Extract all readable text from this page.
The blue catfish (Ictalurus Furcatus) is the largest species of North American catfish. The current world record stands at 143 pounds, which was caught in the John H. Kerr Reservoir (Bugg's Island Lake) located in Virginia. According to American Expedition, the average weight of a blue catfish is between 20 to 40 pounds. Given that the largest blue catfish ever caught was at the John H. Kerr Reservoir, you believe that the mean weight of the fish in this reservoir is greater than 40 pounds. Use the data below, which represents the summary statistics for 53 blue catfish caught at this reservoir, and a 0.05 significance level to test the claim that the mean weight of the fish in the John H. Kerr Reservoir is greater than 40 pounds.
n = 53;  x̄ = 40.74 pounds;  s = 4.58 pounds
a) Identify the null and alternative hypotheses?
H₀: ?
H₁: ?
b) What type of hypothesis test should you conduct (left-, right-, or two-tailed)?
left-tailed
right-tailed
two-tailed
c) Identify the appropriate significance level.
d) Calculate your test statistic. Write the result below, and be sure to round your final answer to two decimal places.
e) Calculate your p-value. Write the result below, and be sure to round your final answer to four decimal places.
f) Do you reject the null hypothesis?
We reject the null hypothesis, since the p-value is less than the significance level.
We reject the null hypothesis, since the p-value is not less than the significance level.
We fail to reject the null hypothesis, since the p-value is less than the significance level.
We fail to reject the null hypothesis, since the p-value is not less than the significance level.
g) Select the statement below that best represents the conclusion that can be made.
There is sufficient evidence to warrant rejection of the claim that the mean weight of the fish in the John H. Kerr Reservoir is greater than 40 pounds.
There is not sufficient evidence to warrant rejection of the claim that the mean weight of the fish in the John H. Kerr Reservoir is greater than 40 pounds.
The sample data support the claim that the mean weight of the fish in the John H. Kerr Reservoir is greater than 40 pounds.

+ + + +

Your instructions.
Write the whole listing out again. Keep every line exactly as it is.

Result for this task.
Extract all readable text from this page.
The blue catfish (Ictalurus Furcatus) is the largest species of North American catfish. The current world record stands at 143 pounds, which was caught in the John H. Kerr Reservoir (Bugg's Island Lake) located in Virginia. According to American Expedition, the average weight of a blue catfish is between 20 to 40 pounds. Given that the largest blue catfish ever caught was at the John H. Kerr Reservoir, you believe that the mean weight of the fish in this reservoir is greater than 40 pounds. Use the data below, which represents the summary statistics for 53 blue catfish caught at this reservoir, and a 0.05 significance level to test the claim that the mean weight of the fish in the John H. Kerr Reservoir is greater than 40 pounds.
n = 53;  x̄ = 40.74 pounds;  s = 4.58 pounds
a) Identify the null and alternative hypotheses?
H₀: ?
H₁: ?
b) What type of hypothesis test should you conduct (left-, right-, or two-tailed)?
left-tailed
right-tailed
two-tailed
c) Identify the appropriate significance level.
d) Calculate your test statistic. Write the result below, and be sure to round your final answer to two decimal places.
e) Calculate your p-value. Write the result below, and be sure to round your final answer to four decimal places.
f) Do you reject the null hypothesis?
We reject the null hypothesis, since the p-value is less than the significance level.
We reject the null hypothesis, since the p-value is not less than the significance level.
We fail to reject the null hypothesis, since the p-value is less than the significance level.
We fail to reject the null hypothesis, since the p-value is not less than the significance level.
g) Select the statement below that best represents the conclusion that can be made.
There is sufficient evidence to warrant rejection of the claim that the mean weight of the fish in the John H. Kerr Reservoir is greater than 40 pounds.
There is not sufficient evidence to warrant rejection of the claim that the mean weight of the fish in the John H. Kerr Reservoir is greater than 40 pounds.
The sample data support the claim that the mean weight of the fish in the John H. Kerr Reservoir is greater than 40 pounds.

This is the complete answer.